[Begin Available records]

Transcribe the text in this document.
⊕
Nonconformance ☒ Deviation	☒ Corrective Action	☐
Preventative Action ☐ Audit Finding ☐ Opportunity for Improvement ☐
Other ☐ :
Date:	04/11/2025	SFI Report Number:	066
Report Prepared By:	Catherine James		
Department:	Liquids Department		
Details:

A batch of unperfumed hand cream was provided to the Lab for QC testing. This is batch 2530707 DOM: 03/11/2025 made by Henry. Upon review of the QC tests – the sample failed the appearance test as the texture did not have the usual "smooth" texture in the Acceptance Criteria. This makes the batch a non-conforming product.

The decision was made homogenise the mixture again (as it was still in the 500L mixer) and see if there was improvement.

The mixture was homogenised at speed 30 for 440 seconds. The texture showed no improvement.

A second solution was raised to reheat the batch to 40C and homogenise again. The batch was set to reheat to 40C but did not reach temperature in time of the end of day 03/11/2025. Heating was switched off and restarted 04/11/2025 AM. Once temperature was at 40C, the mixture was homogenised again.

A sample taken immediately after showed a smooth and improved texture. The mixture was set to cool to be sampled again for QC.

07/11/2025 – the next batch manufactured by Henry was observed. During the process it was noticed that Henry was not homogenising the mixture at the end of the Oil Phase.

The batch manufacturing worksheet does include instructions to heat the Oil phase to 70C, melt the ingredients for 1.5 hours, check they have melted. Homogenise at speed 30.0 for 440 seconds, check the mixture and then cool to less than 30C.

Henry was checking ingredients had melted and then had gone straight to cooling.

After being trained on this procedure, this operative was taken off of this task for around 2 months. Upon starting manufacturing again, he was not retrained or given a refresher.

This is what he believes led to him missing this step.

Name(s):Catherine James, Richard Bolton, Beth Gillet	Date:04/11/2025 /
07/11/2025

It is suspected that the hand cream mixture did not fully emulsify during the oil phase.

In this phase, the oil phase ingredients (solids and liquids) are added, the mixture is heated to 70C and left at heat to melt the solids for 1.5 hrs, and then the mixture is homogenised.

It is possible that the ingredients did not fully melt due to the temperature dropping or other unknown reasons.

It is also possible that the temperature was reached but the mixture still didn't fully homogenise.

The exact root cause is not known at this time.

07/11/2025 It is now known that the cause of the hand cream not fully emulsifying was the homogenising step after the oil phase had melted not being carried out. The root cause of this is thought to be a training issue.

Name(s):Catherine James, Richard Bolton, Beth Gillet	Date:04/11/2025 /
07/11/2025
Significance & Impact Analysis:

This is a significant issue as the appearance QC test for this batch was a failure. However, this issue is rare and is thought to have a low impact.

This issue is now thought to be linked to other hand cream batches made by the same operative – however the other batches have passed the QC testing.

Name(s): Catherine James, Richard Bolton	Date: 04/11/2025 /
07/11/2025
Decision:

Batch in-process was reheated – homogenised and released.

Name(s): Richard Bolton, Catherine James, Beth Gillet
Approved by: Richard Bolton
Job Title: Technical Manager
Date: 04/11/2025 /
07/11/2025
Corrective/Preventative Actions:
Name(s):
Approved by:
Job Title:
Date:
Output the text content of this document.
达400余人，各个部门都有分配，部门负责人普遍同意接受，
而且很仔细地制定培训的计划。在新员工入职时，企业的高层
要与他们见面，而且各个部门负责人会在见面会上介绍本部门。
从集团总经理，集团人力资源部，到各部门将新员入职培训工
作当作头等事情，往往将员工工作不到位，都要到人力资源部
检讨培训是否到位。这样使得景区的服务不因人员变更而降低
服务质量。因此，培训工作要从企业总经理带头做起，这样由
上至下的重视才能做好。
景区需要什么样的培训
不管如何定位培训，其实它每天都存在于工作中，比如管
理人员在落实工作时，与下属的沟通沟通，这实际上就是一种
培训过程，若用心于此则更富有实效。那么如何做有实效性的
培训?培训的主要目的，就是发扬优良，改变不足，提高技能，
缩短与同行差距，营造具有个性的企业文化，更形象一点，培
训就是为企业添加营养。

[End Available records]

» **Exercise instructions**: Copy every line of the data that holds the string "fully".

» **Solution to the exercise**:
It is suspected that the hand cream mixture did not fully emulsify during the oil phase.
It is possible that the ingredients did not fully melt due to the temperature dropping or other unknown reasons.
It is also possible that the temperature was reached but the mixture still didn't fully homogenise.
07/11/2025 It is now known that the cause of the hand cream not fully emulsifying was the homogenising step after the oil phase had melted not being carried out. The root cause of this is thought to be a training issue.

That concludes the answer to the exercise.